● Your instructions
Return every line of the records below, word for word, and omit the pictures.
>> begin Items
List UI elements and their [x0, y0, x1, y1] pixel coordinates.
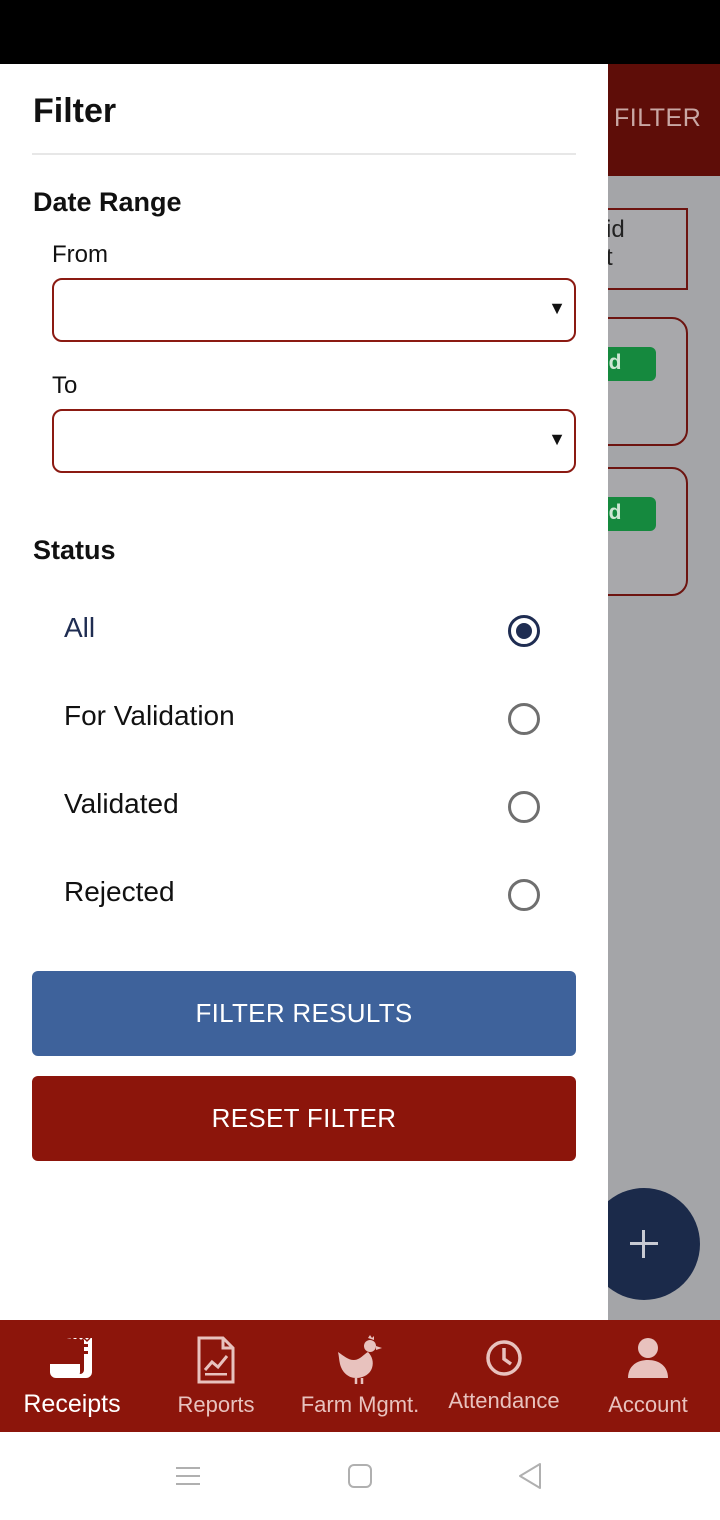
to-date-select[interactable]: ▼ — [52, 409, 576, 473]
dropdown-arrow-icon: ▼ — [548, 429, 566, 449]
filter-results-button[interactable]: FILTER RESULTS — [32, 971, 576, 1056]
radio-button[interactable] — [508, 791, 540, 823]
background-card-text: id — [606, 216, 625, 243]
radio-label: Validated — [64, 788, 179, 819]
system-navigation-bar — [0, 1432, 720, 1520]
radio-label: All — [64, 612, 96, 643]
nav-item-receipts[interactable]: Receipts — [0, 1320, 144, 1432]
status-bar — [0, 0, 720, 64]
nav-label: Reports — [177, 1392, 255, 1417]
receipt-icon — [50, 1336, 92, 1378]
status-option-rejected[interactable]: Rejected — [32, 850, 576, 938]
reset-filter-button[interactable]: RESET FILTER — [32, 1076, 576, 1161]
nav-item-reports[interactable]: Reports — [144, 1320, 288, 1432]
menu-icon[interactable] — [172, 1460, 204, 1492]
radio-label: For Validation — [64, 700, 235, 731]
report-chart-icon — [197, 1336, 235, 1384]
bottom-navigation: Receipts Reports Farm Mgmt. Attendance A… — [0, 1320, 720, 1432]
background-filter-button: FILTER — [614, 104, 702, 132]
back-icon[interactable] — [514, 1460, 546, 1492]
to-label: To — [52, 372, 78, 399]
status-option-all[interactable]: All — [32, 586, 576, 674]
user-icon — [628, 1338, 668, 1378]
divider — [32, 153, 576, 155]
radio-button[interactable] — [508, 703, 540, 735]
from-date-select[interactable]: ▼ — [52, 278, 576, 342]
nav-label: Account — [608, 1392, 688, 1417]
home-icon[interactable] — [344, 1460, 376, 1492]
clock-icon — [486, 1340, 522, 1376]
chicken-icon — [338, 1335, 382, 1384]
nav-item-attendance[interactable]: Attendance — [432, 1320, 576, 1432]
from-label: From — [52, 241, 108, 268]
filter-drawer: Filter Date Range From ▼ To ▼ Status All… — [0, 64, 608, 1320]
nav-label: Attendance — [448, 1388, 560, 1413]
dropdown-arrow-icon: ▼ — [548, 298, 566, 318]
nav-item-account[interactable]: Account — [576, 1320, 720, 1432]
radio-button-selected[interactable] — [508, 615, 540, 647]
status-option-for-validation[interactable]: For Validation — [32, 674, 576, 762]
status-title: Status — [33, 535, 116, 565]
radio-label: Rejected — [64, 876, 175, 907]
status-option-validated[interactable]: Validated — [32, 762, 576, 850]
nav-label: Receipts — [23, 1390, 121, 1418]
drawer-title: Filter — [33, 92, 117, 130]
radio-button[interactable] — [508, 879, 540, 911]
nav-label: Farm Mgmt. — [300, 1392, 420, 1417]
nav-item-farm-mgmt[interactable]: Farm Mgmt. — [288, 1320, 432, 1432]
date-range-title: Date Range — [33, 187, 182, 217]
>> end Items
● Response for this exercise
List UI elements and their [x0, y0, x1, y1] pixel coordinates.
to-date-select[interactable]: ▼ — [52, 409, 576, 473]
dropdown-arrow-icon: ▼ — [548, 429, 566, 449]
filter-results-button[interactable]: FILTER RESULTS — [32, 971, 576, 1056]
radio-button[interactable] — [508, 791, 540, 823]
background-card-text: id — [606, 216, 625, 243]
radio-label: Validated — [64, 788, 179, 819]
system-navigation-bar — [0, 1432, 720, 1520]
radio-label: All — [64, 612, 96, 643]
nav-item-receipts[interactable]: Receipts — [0, 1320, 144, 1432]
status-bar — [0, 0, 720, 64]
nav-label: Reports — [177, 1392, 255, 1417]
receipt-icon — [50, 1336, 92, 1378]
status-option-rejected[interactable]: Rejected — [32, 850, 576, 938]
reset-filter-button[interactable]: RESET FILTER — [32, 1076, 576, 1161]
nav-item-reports[interactable]: Reports — [144, 1320, 288, 1432]
menu-icon[interactable] — [172, 1460, 204, 1492]
radio-label: For Validation — [64, 700, 235, 731]
report-chart-icon — [197, 1336, 235, 1384]
bottom-navigation: Receipts Reports Farm Mgmt. Attendance A… — [0, 1320, 720, 1432]
background-filter-button: FILTER — [614, 104, 702, 132]
back-icon[interactable] — [514, 1460, 546, 1492]
to-label: To — [52, 372, 78, 399]
status-option-all[interactable]: All — [32, 586, 576, 674]
user-icon — [628, 1338, 668, 1378]
divider — [32, 153, 576, 155]
radio-button[interactable] — [508, 703, 540, 735]
from-date-select[interactable]: ▼ — [52, 278, 576, 342]
nav-label: Account — [608, 1392, 688, 1417]
home-icon[interactable] — [344, 1460, 376, 1492]
clock-icon — [486, 1340, 522, 1376]
chicken-icon — [338, 1335, 382, 1384]
nav-item-attendance[interactable]: Attendance — [432, 1320, 576, 1432]
from-label: From — [52, 241, 108, 268]
filter-drawer: Filter Date Range From ▼ To ▼ Status All… — [0, 64, 608, 1320]
nav-label: Attendance — [448, 1388, 560, 1413]
dropdown-arrow-icon: ▼ — [548, 298, 566, 318]
nav-item-account[interactable]: Account — [576, 1320, 720, 1432]
radio-button-selected[interactable] — [508, 615, 540, 647]
status-option-for-validation[interactable]: For Validation — [32, 674, 576, 762]
status-title: Status — [33, 535, 116, 565]
radio-label: Rejected — [64, 876, 175, 907]
status-option-validated[interactable]: Validated — [32, 762, 576, 850]
nav-label: Receipts — [23, 1390, 121, 1418]
drawer-title: Filter — [33, 92, 117, 130]
radio-button[interactable] — [508, 879, 540, 911]
nav-label: Farm Mgmt. — [300, 1392, 420, 1417]
nav-item-farm-mgmt[interactable]: Farm Mgmt. — [288, 1320, 432, 1432]
date-range-title: Date Range — [33, 187, 182, 217]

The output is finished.